PROVIDED INFORMATION |
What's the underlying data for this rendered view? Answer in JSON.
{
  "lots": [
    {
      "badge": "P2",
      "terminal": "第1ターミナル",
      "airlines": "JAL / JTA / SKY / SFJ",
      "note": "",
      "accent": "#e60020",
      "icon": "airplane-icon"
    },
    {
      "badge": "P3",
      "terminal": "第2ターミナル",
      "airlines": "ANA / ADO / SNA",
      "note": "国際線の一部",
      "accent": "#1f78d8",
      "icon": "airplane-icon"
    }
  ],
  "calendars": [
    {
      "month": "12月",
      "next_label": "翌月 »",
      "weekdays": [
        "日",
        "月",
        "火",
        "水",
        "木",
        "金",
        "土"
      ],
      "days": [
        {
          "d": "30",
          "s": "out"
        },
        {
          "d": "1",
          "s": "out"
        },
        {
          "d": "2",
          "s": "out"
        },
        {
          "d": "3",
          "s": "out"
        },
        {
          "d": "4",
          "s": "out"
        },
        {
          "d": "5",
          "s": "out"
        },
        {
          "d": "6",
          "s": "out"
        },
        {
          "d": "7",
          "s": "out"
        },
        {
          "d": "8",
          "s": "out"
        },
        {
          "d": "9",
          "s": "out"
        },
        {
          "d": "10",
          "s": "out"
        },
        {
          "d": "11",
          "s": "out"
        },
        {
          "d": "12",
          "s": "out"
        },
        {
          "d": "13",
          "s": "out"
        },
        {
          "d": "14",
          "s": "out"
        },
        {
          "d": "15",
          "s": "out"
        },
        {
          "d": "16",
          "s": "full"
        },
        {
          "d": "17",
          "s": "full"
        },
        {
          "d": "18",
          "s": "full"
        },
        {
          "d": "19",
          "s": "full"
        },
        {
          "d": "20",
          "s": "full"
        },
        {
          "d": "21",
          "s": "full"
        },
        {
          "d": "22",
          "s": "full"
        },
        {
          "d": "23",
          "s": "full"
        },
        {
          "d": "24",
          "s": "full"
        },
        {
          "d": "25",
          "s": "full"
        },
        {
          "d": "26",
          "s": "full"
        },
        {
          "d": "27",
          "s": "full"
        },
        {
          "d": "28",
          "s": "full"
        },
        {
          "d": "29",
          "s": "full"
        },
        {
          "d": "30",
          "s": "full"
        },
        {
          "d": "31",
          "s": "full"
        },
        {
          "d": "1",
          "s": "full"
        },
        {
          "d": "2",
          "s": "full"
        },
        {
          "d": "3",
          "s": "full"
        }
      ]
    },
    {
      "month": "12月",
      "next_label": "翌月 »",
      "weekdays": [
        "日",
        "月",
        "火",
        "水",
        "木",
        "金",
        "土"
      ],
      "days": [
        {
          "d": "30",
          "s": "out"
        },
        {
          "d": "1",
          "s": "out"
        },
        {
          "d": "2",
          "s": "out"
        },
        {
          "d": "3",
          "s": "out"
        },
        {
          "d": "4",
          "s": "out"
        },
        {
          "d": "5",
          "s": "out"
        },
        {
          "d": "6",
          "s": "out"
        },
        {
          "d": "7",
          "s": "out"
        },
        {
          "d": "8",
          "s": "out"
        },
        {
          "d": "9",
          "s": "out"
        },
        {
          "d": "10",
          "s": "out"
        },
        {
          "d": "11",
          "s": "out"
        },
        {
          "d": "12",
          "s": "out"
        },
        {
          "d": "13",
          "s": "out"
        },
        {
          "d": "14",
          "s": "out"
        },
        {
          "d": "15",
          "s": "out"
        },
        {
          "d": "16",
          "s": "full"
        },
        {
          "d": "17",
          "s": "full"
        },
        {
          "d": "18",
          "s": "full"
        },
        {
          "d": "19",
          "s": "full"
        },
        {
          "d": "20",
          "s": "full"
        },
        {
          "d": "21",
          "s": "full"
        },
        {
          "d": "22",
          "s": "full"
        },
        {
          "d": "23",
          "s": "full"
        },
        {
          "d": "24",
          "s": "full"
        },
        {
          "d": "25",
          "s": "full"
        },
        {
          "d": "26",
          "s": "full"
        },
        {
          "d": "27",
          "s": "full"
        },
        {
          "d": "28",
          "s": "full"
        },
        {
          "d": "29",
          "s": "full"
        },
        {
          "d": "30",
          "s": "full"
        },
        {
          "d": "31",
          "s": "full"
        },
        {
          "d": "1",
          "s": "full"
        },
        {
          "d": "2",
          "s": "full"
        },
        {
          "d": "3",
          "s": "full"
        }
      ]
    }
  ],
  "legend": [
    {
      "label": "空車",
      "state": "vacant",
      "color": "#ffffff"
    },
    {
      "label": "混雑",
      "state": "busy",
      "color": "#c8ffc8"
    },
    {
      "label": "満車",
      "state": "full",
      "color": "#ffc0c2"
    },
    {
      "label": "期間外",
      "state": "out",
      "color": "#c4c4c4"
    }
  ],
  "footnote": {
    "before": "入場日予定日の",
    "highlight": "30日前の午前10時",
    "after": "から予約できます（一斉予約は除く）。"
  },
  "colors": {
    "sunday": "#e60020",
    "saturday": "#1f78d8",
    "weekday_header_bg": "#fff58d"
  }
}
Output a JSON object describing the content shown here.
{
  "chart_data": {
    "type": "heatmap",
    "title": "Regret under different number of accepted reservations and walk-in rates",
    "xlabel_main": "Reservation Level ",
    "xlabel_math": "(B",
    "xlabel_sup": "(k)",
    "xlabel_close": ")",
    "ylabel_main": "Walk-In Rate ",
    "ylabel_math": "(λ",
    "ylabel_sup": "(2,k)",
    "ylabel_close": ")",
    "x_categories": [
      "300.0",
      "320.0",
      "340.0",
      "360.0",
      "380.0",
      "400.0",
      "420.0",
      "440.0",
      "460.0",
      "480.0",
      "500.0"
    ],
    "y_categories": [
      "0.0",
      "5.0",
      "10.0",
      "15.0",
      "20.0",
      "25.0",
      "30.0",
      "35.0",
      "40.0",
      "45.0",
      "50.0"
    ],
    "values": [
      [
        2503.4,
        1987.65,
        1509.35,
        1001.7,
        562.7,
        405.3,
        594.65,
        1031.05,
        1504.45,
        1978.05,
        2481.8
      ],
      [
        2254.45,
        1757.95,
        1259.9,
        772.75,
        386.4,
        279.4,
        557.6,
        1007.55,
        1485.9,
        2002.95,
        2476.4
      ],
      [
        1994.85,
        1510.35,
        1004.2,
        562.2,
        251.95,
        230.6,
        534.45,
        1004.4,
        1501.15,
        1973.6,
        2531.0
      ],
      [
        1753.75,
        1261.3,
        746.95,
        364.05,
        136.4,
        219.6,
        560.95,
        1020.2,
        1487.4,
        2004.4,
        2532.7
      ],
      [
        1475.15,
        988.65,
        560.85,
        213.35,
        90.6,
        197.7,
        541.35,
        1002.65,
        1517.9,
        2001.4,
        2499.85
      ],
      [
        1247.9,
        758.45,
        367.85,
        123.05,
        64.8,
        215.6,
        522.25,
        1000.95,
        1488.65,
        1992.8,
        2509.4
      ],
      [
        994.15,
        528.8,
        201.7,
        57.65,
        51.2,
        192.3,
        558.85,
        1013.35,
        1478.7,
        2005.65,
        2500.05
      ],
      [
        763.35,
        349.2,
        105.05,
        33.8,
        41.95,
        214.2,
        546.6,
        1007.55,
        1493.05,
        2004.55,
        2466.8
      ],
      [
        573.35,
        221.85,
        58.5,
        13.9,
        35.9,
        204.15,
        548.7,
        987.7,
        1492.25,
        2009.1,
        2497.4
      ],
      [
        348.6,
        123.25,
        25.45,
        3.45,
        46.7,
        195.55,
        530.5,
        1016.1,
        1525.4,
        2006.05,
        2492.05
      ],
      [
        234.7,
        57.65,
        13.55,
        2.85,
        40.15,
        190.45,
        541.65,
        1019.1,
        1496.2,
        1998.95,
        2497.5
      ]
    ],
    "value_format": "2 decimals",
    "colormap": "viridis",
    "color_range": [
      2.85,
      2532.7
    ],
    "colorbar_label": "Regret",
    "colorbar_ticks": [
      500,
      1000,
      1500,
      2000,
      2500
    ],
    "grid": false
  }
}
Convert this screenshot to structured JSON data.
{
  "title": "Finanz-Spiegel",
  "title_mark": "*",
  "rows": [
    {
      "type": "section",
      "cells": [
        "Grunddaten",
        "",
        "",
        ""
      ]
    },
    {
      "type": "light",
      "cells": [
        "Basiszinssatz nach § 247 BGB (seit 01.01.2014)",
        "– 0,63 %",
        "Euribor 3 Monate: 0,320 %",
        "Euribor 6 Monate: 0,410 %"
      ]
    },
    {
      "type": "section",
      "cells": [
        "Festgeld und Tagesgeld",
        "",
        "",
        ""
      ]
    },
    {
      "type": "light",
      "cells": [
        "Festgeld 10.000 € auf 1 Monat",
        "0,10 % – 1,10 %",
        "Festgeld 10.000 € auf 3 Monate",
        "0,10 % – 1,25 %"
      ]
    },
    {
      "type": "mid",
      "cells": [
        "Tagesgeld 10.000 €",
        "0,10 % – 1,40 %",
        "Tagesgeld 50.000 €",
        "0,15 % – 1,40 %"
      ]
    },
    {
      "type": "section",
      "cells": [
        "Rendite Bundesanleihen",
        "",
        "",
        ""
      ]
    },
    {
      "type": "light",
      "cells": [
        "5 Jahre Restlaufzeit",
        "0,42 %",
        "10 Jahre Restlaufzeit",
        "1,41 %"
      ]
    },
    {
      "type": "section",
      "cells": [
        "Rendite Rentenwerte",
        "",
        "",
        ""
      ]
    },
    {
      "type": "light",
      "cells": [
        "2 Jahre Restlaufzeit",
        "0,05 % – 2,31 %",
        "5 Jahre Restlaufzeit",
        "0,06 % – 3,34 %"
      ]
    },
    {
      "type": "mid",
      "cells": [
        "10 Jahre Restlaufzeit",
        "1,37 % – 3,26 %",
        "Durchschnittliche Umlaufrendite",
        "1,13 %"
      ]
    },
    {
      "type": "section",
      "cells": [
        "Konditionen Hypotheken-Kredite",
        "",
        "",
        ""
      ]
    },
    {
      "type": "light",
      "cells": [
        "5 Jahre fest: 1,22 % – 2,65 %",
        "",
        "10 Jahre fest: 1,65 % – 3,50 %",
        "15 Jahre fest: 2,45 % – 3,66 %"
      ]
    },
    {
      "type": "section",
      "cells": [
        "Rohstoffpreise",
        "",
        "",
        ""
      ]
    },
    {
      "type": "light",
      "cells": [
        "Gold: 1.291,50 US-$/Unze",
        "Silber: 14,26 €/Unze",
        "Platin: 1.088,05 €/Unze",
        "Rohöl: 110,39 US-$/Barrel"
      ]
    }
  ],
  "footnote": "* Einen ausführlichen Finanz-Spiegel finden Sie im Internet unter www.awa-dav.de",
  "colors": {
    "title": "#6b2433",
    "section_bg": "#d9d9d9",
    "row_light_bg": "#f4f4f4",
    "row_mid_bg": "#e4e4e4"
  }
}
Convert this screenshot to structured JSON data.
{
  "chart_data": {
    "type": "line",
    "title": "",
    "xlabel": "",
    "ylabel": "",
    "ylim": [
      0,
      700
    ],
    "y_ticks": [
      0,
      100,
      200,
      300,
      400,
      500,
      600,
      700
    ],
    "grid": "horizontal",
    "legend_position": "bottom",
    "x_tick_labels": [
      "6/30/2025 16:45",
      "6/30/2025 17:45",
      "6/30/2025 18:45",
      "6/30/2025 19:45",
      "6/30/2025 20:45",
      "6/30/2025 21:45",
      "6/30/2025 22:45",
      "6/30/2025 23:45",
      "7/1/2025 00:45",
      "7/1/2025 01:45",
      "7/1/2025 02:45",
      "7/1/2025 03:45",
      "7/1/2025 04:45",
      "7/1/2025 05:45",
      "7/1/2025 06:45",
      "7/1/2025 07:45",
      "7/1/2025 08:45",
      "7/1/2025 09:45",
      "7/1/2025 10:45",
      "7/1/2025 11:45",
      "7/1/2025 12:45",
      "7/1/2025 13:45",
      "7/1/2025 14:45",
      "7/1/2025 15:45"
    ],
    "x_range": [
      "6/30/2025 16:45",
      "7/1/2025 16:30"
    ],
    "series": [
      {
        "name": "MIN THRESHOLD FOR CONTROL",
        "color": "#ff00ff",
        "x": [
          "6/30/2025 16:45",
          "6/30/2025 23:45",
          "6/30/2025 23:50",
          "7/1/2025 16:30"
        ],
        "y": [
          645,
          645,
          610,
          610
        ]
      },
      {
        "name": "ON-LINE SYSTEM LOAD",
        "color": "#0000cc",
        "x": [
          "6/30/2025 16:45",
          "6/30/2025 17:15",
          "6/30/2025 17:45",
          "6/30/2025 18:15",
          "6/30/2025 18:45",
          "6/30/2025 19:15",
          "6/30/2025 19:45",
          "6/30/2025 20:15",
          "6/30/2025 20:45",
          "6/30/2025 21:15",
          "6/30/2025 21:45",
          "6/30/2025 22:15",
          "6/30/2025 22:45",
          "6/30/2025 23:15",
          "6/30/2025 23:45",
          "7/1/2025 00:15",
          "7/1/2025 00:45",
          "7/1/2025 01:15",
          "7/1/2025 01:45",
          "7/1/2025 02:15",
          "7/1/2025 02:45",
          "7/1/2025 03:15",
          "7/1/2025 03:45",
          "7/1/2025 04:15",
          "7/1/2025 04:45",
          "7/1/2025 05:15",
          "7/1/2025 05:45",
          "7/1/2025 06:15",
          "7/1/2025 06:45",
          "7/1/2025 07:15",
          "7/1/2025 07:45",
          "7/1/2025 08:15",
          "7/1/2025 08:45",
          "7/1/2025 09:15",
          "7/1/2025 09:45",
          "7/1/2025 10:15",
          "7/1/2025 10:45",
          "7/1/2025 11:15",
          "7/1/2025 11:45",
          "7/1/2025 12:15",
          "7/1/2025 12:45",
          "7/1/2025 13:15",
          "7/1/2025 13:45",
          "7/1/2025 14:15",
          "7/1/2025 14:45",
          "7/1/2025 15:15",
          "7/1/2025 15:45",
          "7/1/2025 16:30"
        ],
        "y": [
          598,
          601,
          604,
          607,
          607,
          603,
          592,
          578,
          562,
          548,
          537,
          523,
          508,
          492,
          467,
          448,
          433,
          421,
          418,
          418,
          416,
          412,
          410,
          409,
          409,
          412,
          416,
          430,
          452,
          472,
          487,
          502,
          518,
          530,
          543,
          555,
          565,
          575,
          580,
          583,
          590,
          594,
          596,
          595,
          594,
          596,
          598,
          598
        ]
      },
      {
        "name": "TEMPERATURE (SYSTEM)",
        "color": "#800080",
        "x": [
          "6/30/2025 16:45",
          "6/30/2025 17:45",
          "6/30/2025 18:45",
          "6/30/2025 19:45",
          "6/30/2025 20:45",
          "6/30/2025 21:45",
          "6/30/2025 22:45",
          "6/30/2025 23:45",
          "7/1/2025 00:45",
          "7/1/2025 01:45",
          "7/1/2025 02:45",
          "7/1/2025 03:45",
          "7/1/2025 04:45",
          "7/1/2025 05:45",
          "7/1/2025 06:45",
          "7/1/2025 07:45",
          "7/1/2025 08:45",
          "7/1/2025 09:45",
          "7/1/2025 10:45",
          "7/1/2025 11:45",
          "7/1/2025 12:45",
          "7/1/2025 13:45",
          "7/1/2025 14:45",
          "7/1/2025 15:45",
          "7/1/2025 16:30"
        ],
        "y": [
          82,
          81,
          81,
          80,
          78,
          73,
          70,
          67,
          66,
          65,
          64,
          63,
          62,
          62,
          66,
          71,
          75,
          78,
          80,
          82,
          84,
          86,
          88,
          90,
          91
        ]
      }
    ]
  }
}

WHAT YOU ARE ASKED TO DO | From the records given above, copy all lines containing "footnote".

OUTPUT BELOW |
  "footnote": {
  "footnote": "* Einen ausführlichen Finanz-Spiegel finden Sie im Internet unter www.awa-dav.de",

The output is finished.